§ What is asked:
In the records that follow, show each line where the word "Standby" is present.

[Records]

******

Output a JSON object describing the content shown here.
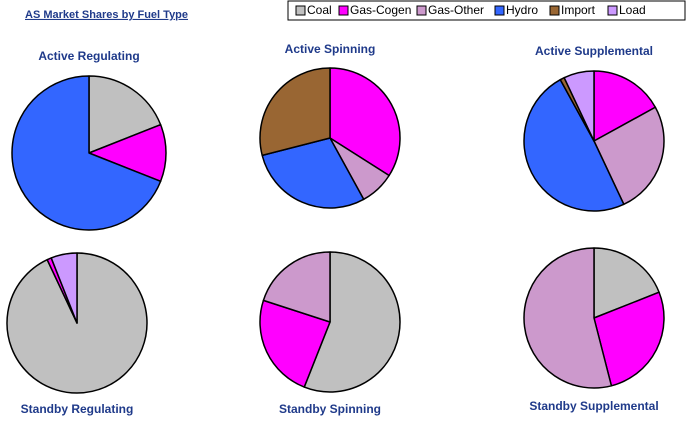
{
  "title": "AS Market Shares by Fuel Type",
  "legend": [
    {
      "name": "Coal",
      "color": "#c0c0c0"
    },
    {
      "name": "Gas-Cogen",
      "color": "#ff00ff"
    },
    {
      "name": "Gas-Other",
      "color": "#cc99cc"
    },
    {
      "name": "Hydro",
      "color": "#3366ff"
    },
    {
      "name": "Import",
      "color": "#996633"
    },
    {
      "name": "Load",
      "color": "#cc99ff"
    }
  ],
  "chart_data": [
    {
      "type": "pie",
      "title": "Active Regulating",
      "categories": [
        "Coal",
        "Gas-Cogen",
        "Hydro"
      ],
      "values": [
        19,
        12,
        69
      ]
    },
    {
      "type": "pie",
      "title": "Active Spinning",
      "categories": [
        "Gas-Cogen",
        "Gas-Other",
        "Hydro",
        "Import"
      ],
      "values": [
        34,
        8,
        29,
        29
      ]
    },
    {
      "type": "pie",
      "title": "Active Supplemental",
      "categories": [
        "Gas-Cogen",
        "Gas-Other",
        "Hydro",
        "Import",
        "Load"
      ],
      "values": [
        17,
        26,
        49,
        1,
        7
      ]
    },
    {
      "type": "pie",
      "title": "Standby Regulating",
      "categories": [
        "Coal",
        "Gas-Cogen",
        "Load"
      ],
      "values": [
        93,
        1,
        6
      ]
    },
    {
      "type": "pie",
      "title": "Standby Spinning",
      "categories": [
        "Coal",
        "Gas-Cogen",
        "Gas-Other"
      ],
      "values": [
        56,
        24,
        20
      ]
    },
    {
      "type": "pie",
      "title": "Standby Supplemental",
      "categories": [
        "Coal",
        "Gas-Cogen",
        "Gas-Other"
      ],
      "values": [
        19,
        27,
        54
      ]
    }
  ]
}
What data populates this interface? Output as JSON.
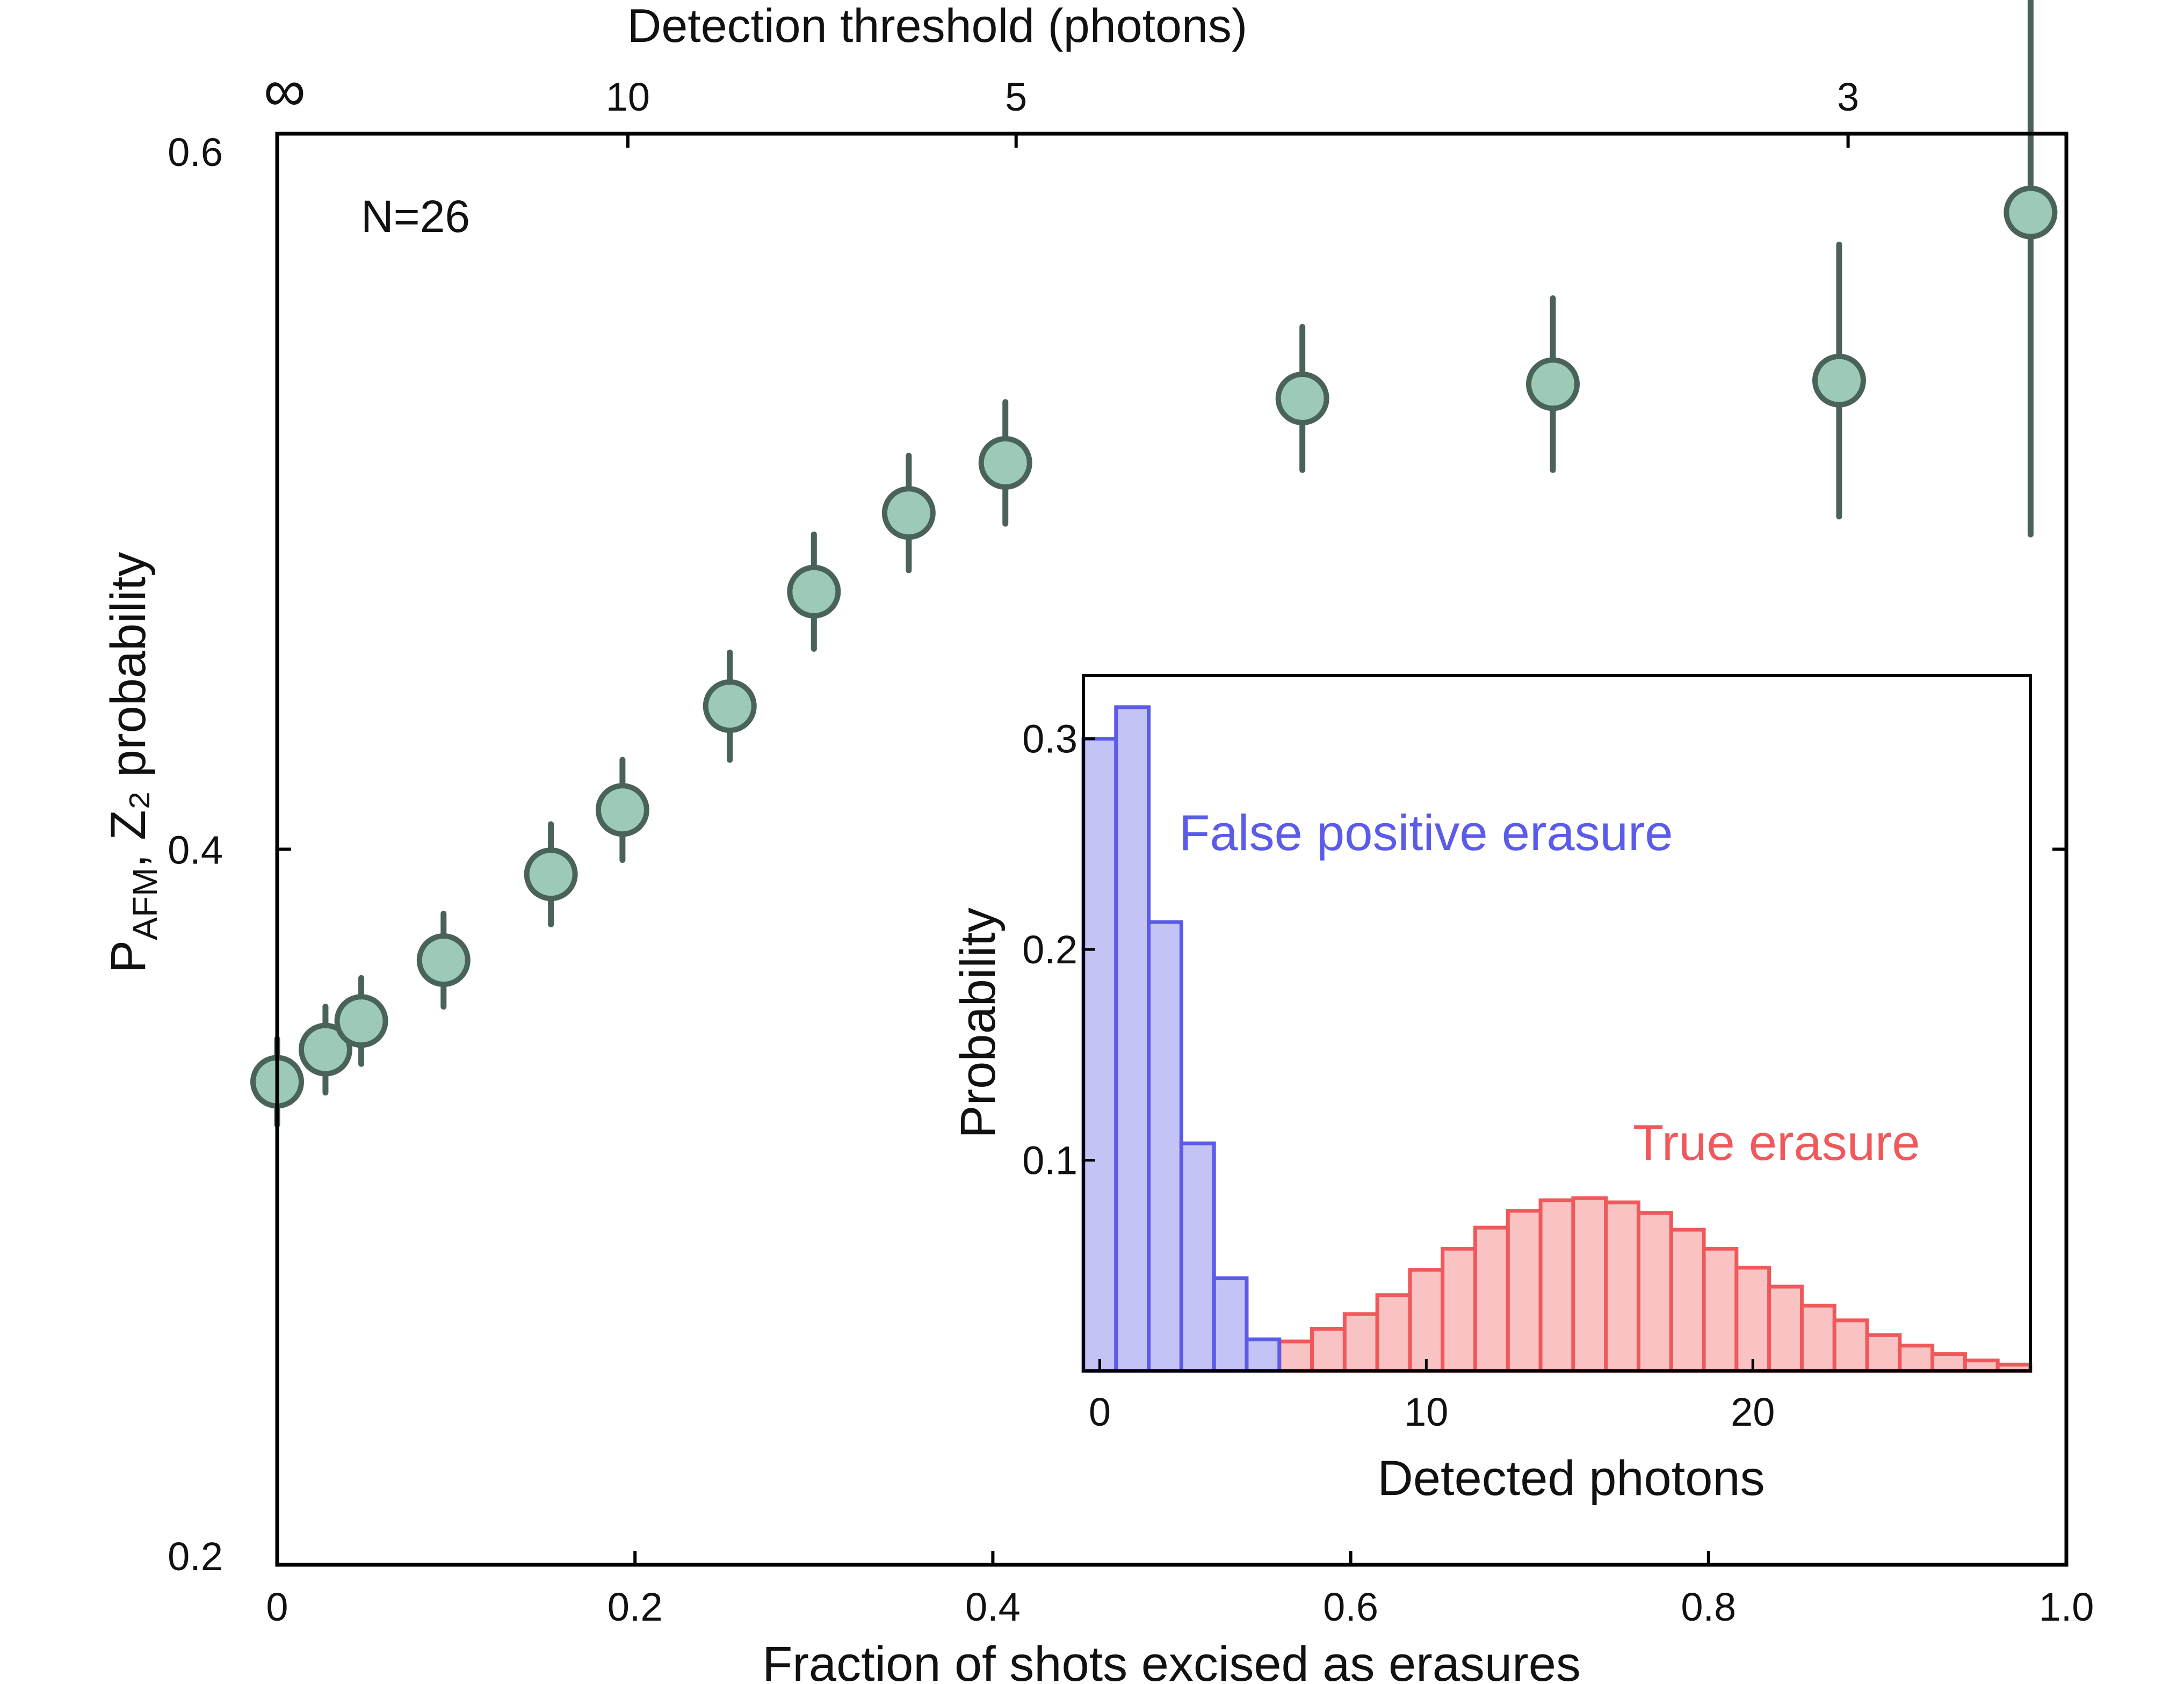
{
  "chart_data": [
    {
      "type": "scatter",
      "title": "",
      "xlabel": "Fraction of shots excised as erasures",
      "ylabel_main": "P",
      "ylabel_sub": "AFM",
      "ylabel_rest": ", Z₂ probability",
      "top_xlabel": "Detection threshold (photons)",
      "annotation": "N=26",
      "xlim": [
        0,
        1.0
      ],
      "ylim": [
        0.2,
        0.6
      ],
      "xticks": [
        0,
        0.2,
        0.4,
        0.6,
        0.8,
        1.0
      ],
      "xtick_labels": [
        "0",
        "0.2",
        "0.4",
        "0.6",
        "0.8",
        "1.0"
      ],
      "yticks": [
        0.2,
        0.4,
        0.6
      ],
      "ytick_labels": [
        "0.2",
        "0.4",
        "0.6"
      ],
      "top_ticks": [
        {
          "x": 0.0,
          "label": "∞"
        },
        {
          "x": 0.196,
          "label": "10"
        },
        {
          "x": 0.413,
          "label": "5"
        },
        {
          "x": 0.878,
          "label": "3"
        }
      ],
      "marker_fill": "#9ccab7",
      "marker_edge": "#4a6358",
      "points": [
        {
          "x": 0.0,
          "y": 0.335,
          "err": 0.012
        },
        {
          "x": 0.027,
          "y": 0.344,
          "err": 0.012
        },
        {
          "x": 0.047,
          "y": 0.352,
          "err": 0.012
        },
        {
          "x": 0.093,
          "y": 0.369,
          "err": 0.013
        },
        {
          "x": 0.153,
          "y": 0.393,
          "err": 0.014
        },
        {
          "x": 0.193,
          "y": 0.411,
          "err": 0.014
        },
        {
          "x": 0.253,
          "y": 0.44,
          "err": 0.015
        },
        {
          "x": 0.3,
          "y": 0.472,
          "err": 0.016
        },
        {
          "x": 0.353,
          "y": 0.494,
          "err": 0.016
        },
        {
          "x": 0.407,
          "y": 0.508,
          "err": 0.017
        },
        {
          "x": 0.573,
          "y": 0.526,
          "err": 0.02
        },
        {
          "x": 0.713,
          "y": 0.53,
          "err": 0.024
        },
        {
          "x": 0.873,
          "y": 0.531,
          "err": 0.038
        },
        {
          "x": 0.98,
          "y": 0.578,
          "err": 0.09
        }
      ]
    },
    {
      "type": "bar",
      "title": "",
      "xlabel": "Detected photons",
      "ylabel": "Probability",
      "xlim": [
        -0.5,
        28.5
      ],
      "ylim": [
        0,
        0.33
      ],
      "xticks": [
        0,
        10,
        20
      ],
      "xtick_labels": [
        "0",
        "10",
        "20"
      ],
      "yticks": [
        0.1,
        0.2,
        0.3
      ],
      "ytick_labels": [
        "0.1",
        "0.2",
        "0.3"
      ],
      "series": [
        {
          "name": "False positive erasure",
          "color": "#5b5bea",
          "fill": "#c3c3f6",
          "x": [
            0,
            1,
            2,
            3,
            4,
            5
          ],
          "values": [
            0.3,
            0.315,
            0.213,
            0.108,
            0.044,
            0.015
          ]
        },
        {
          "name": "True erasure",
          "color": "#f0595b",
          "fill": "#f9c3c3",
          "x": [
            1,
            2,
            3,
            4,
            5,
            6,
            7,
            8,
            9,
            10,
            11,
            12,
            13,
            14,
            15,
            16,
            17,
            18,
            19,
            20,
            21,
            22,
            23,
            24,
            25,
            26,
            27,
            28
          ],
          "values": [
            0.001,
            0.002,
            0.003,
            0.005,
            0.009,
            0.014,
            0.02,
            0.027,
            0.036,
            0.048,
            0.058,
            0.068,
            0.076,
            0.081,
            0.082,
            0.08,
            0.075,
            0.067,
            0.058,
            0.049,
            0.04,
            0.031,
            0.024,
            0.017,
            0.012,
            0.008,
            0.005,
            0.003
          ]
        }
      ]
    }
  ]
}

******

§ Result below:
      "title": "Standby Regulating",
      "title": "Standby Spinning",
      "title": "Standby Supplemental",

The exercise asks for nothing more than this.